What is expected> Look through the data below and return each line where "زبان" appears.

-- Material shown start --

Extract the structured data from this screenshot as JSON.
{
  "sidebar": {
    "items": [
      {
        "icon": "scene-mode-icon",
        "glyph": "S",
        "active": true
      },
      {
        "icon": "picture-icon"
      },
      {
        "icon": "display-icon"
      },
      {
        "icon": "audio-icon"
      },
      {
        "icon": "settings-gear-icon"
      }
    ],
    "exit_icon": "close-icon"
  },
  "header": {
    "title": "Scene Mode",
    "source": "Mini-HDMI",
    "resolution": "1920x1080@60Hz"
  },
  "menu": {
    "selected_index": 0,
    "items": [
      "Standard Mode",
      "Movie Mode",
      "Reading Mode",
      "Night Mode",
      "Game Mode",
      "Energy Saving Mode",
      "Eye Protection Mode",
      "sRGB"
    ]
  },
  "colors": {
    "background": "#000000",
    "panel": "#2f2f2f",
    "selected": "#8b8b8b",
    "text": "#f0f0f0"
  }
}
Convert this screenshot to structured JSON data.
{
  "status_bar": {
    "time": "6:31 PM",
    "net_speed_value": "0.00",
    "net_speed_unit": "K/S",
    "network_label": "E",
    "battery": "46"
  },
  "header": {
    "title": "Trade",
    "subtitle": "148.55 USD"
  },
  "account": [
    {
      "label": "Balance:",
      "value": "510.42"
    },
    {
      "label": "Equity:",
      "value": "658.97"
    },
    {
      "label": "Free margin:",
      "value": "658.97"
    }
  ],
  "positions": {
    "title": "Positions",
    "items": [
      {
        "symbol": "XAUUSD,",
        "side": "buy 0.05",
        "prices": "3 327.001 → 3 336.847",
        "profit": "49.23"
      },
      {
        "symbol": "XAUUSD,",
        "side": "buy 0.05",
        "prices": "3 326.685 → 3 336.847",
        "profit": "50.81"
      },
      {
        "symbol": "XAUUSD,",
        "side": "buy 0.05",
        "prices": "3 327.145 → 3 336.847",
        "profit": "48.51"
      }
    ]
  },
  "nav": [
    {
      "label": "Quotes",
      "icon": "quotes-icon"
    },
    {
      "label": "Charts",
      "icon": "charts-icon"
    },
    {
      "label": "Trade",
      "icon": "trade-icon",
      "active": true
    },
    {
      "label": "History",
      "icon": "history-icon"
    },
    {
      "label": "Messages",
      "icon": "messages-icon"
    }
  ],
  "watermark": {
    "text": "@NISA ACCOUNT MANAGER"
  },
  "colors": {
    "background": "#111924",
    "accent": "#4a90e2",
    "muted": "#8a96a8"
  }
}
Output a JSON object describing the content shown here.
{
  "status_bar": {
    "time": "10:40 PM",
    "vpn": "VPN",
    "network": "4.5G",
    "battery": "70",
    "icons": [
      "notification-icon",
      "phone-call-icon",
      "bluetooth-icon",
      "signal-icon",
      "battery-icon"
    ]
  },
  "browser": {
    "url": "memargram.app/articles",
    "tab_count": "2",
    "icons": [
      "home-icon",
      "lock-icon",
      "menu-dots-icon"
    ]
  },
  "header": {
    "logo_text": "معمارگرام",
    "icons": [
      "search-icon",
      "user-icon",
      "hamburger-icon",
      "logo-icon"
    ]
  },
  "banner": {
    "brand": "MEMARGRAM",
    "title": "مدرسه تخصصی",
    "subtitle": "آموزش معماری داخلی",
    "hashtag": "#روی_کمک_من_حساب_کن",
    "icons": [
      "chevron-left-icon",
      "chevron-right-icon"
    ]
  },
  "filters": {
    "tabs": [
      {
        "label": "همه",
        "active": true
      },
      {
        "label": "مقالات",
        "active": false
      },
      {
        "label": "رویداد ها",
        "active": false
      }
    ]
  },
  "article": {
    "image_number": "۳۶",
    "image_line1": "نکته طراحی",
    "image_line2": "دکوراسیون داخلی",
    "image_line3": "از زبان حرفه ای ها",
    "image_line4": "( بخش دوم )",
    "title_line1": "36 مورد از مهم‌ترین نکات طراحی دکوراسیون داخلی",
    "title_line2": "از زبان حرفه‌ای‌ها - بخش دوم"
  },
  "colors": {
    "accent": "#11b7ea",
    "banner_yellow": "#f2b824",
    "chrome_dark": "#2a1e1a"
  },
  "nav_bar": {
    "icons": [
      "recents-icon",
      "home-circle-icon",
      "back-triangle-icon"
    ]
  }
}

-- Material shown end --

Complete output>
    "image_line3": "از زبان حرفه ای ها",
    "title_line2": "از زبان حرفه‌ای‌ها - بخش دوم"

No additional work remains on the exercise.